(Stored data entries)
========================

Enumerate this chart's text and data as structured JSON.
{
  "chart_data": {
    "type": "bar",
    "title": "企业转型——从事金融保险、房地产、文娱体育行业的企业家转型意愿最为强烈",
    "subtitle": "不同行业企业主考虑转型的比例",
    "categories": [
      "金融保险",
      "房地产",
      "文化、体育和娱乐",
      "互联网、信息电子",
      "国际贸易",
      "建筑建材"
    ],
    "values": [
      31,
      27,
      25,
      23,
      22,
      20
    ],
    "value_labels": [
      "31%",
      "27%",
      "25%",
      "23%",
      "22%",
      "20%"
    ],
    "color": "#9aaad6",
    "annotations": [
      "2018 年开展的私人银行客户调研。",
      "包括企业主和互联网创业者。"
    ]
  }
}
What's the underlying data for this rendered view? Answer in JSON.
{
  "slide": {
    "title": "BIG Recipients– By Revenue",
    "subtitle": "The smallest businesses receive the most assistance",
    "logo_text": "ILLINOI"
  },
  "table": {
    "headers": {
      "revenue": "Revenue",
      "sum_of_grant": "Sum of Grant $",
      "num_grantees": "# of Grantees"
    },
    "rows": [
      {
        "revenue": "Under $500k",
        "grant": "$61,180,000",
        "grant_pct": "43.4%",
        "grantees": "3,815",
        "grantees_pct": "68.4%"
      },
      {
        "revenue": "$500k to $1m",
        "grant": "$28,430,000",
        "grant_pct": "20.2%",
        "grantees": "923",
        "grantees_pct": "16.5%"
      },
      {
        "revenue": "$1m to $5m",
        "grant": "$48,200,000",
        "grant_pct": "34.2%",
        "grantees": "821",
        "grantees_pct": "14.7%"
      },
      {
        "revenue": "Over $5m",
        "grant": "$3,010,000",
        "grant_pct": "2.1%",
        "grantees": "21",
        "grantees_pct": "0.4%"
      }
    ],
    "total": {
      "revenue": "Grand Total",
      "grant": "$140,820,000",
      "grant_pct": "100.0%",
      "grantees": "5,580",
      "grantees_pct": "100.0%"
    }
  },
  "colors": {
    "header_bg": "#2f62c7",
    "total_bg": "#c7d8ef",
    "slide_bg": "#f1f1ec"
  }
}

========================

▶ **Task prompt**
Read through the entries and copy each line in which "JSON" appears.

▶ **Result of the task**
Enumerate this chart's text and data as structured JSON.
What's the underlying data for this rendered view? Answer in JSON.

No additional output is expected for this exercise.